→ WHAT IS BEING ASKED
Quote the lines starting with the line containing "logo-icon: [247, 1124, 281, 1158]" and going on through the line containing "text-line: 作用，有力保障了园区党委、管委会各项工作的: [135, 359, 849, 398]", reproducing each line verbatim.

§ §

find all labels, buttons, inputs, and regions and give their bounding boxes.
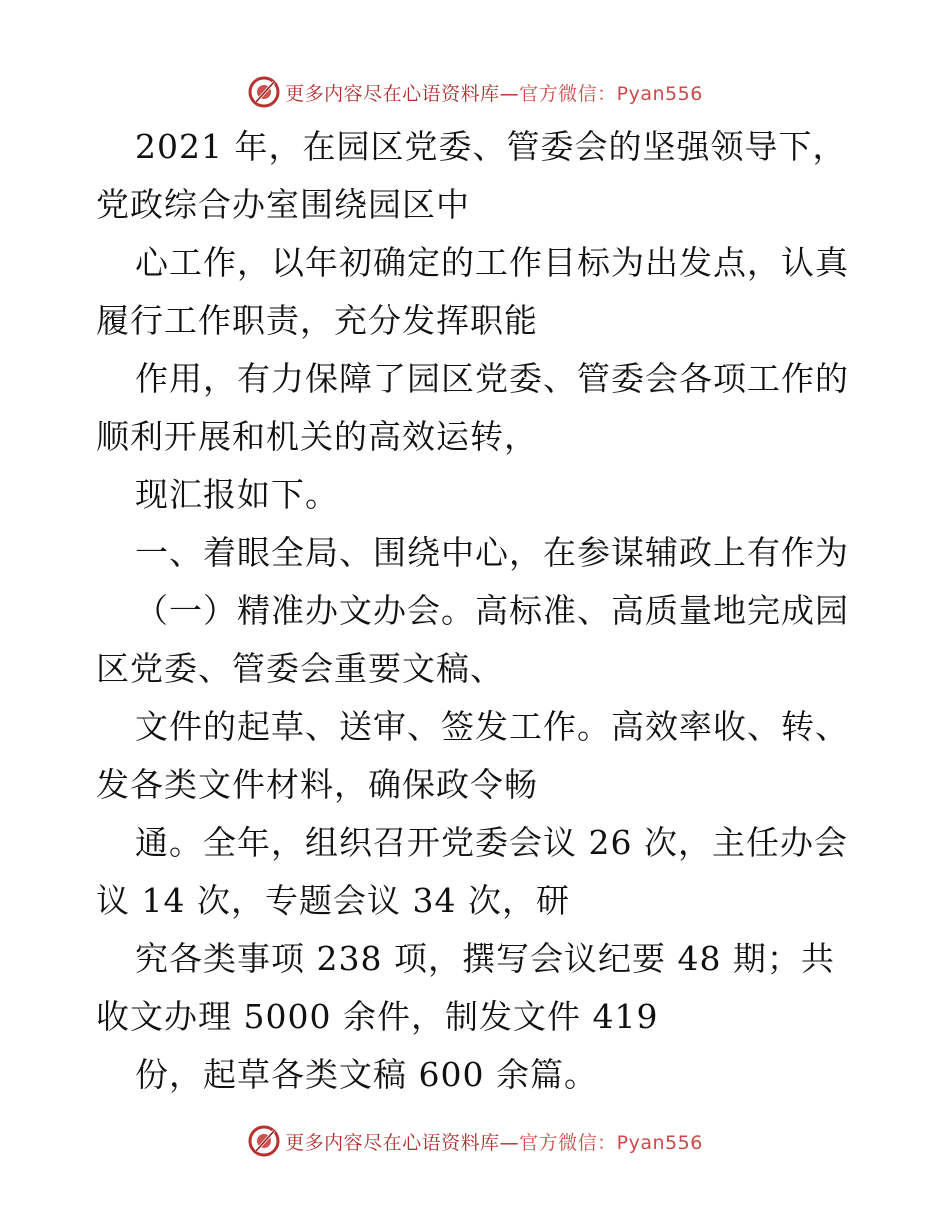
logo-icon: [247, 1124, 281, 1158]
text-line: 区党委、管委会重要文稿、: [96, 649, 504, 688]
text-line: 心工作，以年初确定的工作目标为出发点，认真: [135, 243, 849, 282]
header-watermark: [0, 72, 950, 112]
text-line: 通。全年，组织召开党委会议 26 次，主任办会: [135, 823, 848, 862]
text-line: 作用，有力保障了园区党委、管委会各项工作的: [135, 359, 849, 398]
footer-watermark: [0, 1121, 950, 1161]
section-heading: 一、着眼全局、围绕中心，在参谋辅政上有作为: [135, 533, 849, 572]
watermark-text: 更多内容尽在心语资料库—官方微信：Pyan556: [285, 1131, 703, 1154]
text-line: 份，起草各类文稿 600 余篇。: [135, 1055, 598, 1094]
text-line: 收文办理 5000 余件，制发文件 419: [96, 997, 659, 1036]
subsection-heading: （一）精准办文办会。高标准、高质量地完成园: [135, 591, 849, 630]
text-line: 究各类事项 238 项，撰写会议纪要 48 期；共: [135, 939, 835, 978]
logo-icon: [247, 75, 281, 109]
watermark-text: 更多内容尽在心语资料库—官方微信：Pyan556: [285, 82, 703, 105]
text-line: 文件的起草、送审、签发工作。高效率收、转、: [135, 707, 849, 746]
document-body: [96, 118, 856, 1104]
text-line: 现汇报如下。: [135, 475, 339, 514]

§ §

→ COMPLETED TASK
logo-icon: [247, 1124, 281, 1158]
text-line: 区党委、管委会重要文稿、: [96, 649, 504, 688]
text-line: 心工作，以年初确定的工作目标为出发点，认真: [135, 243, 849, 282]
header-watermark: [0, 72, 950, 112]
text-line: 通。全年，组织召开党委会议 26 次，主任办会: [135, 823, 848, 862]
text-line: 作用，有力保障了园区党委、管委会各项工作的: [135, 359, 849, 398]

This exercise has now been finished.